• [Directions]: List each line of the data that holds the word "this".

┄┄┄┄┄┄┄┄┄┄┄┄┄┄┄┄┄┄┄┄

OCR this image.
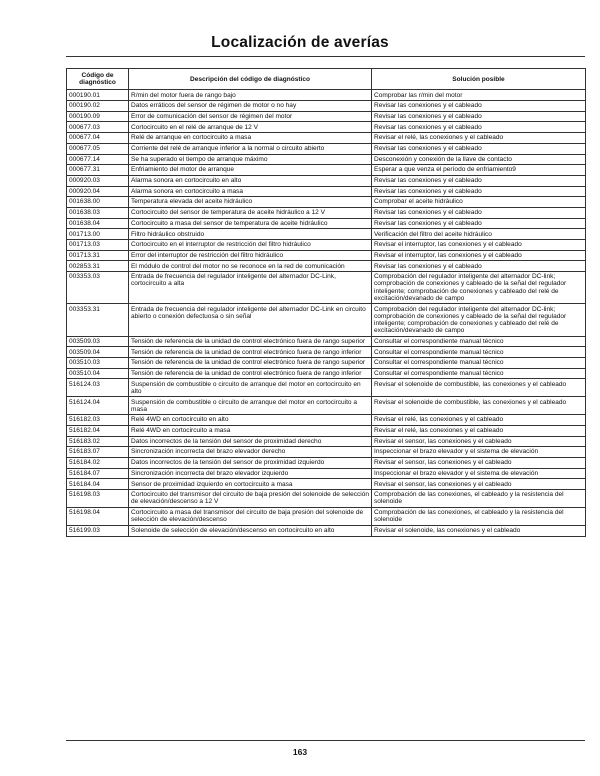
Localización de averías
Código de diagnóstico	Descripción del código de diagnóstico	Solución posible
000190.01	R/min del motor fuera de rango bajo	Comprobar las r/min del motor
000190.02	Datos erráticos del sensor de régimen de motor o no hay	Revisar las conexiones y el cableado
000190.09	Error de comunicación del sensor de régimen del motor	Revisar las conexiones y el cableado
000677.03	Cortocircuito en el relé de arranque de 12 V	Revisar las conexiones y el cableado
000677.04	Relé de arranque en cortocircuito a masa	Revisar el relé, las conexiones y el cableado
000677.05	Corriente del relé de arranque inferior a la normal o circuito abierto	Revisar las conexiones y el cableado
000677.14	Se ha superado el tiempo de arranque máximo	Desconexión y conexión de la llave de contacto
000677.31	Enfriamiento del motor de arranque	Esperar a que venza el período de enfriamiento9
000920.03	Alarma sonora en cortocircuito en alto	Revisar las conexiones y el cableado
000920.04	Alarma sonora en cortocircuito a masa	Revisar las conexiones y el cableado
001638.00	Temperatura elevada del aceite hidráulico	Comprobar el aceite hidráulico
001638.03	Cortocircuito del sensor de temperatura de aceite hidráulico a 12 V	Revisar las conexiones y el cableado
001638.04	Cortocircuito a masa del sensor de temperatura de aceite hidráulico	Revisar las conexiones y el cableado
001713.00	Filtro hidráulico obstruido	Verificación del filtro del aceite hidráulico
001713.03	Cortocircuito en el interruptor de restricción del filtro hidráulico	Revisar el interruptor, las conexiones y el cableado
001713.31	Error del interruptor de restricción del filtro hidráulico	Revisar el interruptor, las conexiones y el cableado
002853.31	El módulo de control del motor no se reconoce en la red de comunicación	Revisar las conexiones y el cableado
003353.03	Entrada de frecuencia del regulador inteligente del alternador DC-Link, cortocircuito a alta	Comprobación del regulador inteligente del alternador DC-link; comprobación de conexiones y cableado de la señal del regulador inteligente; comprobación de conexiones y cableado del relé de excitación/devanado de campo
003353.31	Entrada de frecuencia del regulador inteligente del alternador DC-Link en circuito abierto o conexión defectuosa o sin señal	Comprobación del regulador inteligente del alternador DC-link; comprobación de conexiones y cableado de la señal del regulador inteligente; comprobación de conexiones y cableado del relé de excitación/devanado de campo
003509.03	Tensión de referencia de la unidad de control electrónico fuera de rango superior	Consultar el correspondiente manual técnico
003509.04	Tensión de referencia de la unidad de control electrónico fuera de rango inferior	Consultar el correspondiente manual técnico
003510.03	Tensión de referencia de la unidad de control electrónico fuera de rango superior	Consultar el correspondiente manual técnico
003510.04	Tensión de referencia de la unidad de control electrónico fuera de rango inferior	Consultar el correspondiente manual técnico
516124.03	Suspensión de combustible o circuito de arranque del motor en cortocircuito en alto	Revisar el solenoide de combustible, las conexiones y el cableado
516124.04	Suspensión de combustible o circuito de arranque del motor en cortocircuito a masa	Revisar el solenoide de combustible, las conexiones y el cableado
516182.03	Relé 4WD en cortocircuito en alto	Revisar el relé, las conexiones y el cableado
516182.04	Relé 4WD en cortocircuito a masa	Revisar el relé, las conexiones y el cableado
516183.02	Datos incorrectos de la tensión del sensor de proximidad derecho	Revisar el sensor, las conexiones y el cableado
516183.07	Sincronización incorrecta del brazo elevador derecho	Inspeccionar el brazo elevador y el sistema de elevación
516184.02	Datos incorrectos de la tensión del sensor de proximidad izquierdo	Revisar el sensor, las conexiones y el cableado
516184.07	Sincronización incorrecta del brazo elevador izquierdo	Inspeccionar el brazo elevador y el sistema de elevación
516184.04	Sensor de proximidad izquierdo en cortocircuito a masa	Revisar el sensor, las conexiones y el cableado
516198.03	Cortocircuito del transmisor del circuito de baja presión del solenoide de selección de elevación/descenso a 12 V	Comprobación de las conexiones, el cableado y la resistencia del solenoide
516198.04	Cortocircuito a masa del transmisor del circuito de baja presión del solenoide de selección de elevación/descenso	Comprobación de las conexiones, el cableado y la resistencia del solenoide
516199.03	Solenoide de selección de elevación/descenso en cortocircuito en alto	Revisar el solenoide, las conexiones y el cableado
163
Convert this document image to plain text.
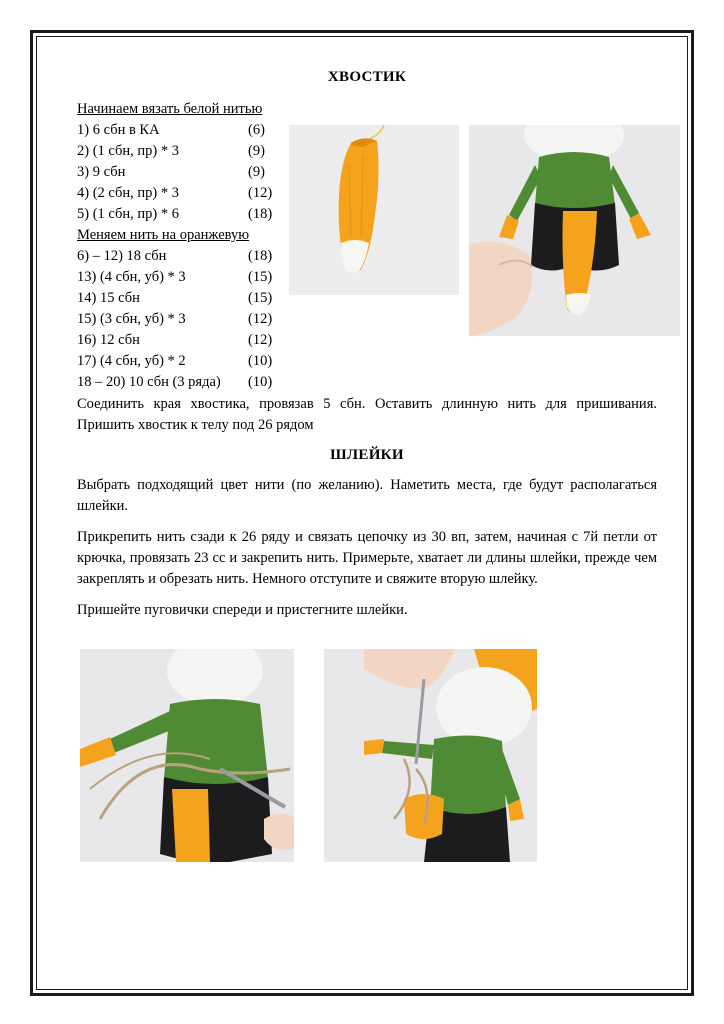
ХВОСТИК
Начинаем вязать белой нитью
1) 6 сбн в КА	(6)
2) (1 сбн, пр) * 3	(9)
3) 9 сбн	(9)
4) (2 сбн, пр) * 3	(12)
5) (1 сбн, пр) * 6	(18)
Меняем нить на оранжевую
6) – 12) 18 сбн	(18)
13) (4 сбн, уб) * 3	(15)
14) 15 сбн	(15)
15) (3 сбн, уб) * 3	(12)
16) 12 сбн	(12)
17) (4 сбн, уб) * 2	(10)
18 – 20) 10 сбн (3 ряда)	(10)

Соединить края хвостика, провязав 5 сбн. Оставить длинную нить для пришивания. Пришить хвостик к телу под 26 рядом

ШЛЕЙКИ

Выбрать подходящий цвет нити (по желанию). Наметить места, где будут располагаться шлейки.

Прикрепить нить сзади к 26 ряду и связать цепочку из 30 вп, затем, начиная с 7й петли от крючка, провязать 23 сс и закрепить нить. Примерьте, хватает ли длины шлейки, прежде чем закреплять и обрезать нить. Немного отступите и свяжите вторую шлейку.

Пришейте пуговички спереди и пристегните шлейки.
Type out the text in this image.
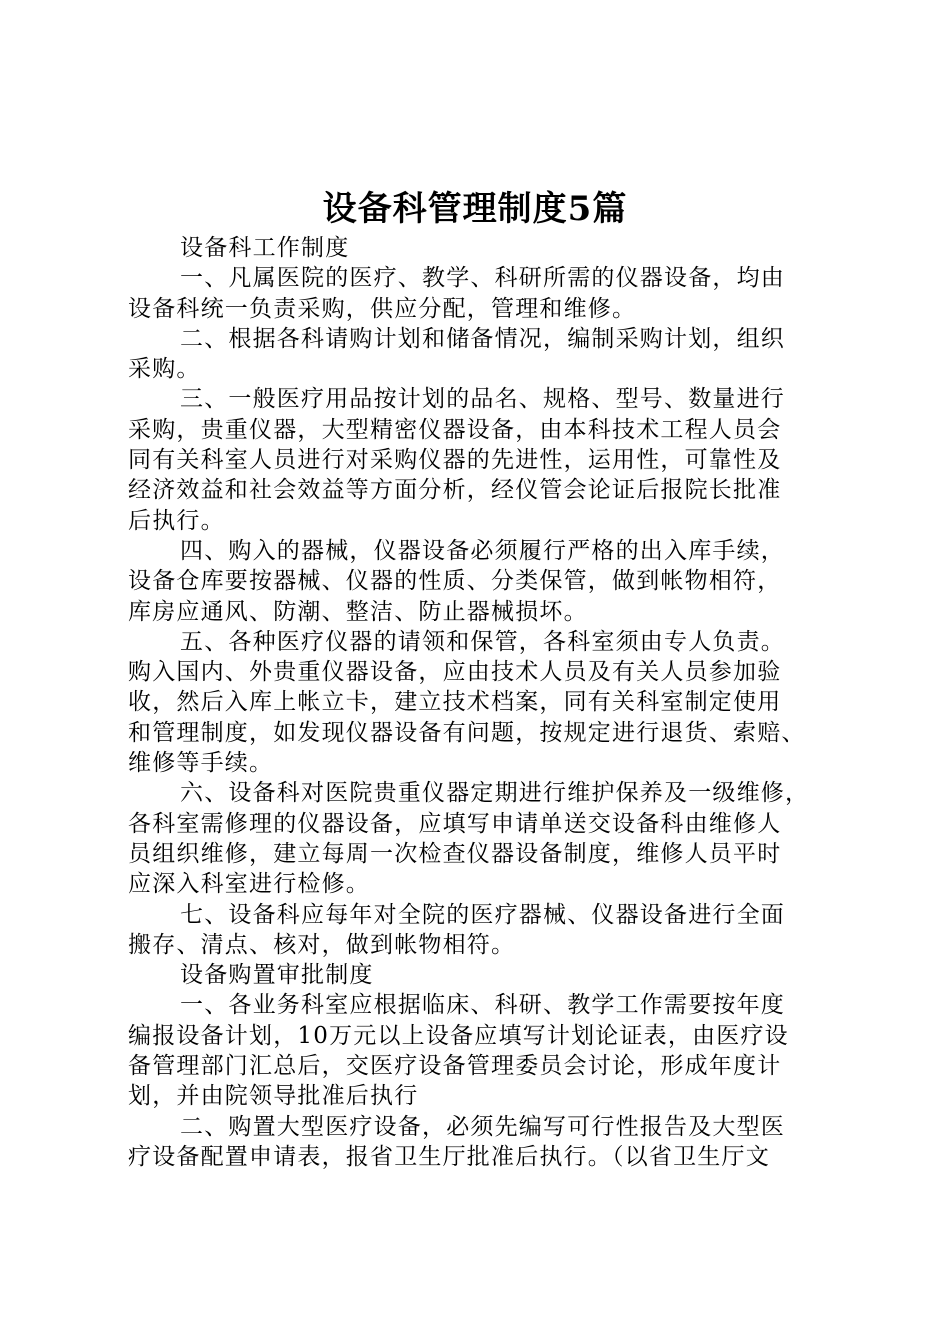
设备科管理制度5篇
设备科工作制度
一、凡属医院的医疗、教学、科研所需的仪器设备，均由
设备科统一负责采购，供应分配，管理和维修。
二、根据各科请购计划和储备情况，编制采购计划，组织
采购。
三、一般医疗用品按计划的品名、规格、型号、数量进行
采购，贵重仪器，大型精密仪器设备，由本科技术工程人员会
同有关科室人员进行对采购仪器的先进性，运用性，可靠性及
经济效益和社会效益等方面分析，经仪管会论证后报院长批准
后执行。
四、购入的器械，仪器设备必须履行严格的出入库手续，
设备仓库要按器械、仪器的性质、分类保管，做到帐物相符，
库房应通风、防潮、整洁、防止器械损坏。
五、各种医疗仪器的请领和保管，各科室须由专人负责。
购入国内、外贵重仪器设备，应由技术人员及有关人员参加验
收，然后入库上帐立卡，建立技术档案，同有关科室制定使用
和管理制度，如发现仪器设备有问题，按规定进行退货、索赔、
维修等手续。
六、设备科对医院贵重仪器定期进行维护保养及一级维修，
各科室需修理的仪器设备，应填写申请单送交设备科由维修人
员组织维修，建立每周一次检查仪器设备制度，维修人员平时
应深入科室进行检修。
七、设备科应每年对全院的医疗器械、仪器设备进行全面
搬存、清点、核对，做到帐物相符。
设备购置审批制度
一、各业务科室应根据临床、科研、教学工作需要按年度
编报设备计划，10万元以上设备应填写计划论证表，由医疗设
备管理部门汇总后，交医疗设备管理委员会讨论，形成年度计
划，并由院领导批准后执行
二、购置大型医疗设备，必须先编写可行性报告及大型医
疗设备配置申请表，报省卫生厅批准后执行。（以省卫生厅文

┄┄┄┄┄┄┄┄┄┄┄┄┄┄┄┄┄┄┄┄

• [Output below]:
OCR this image.
Convert this document image to plain text.
Type out the text in this image.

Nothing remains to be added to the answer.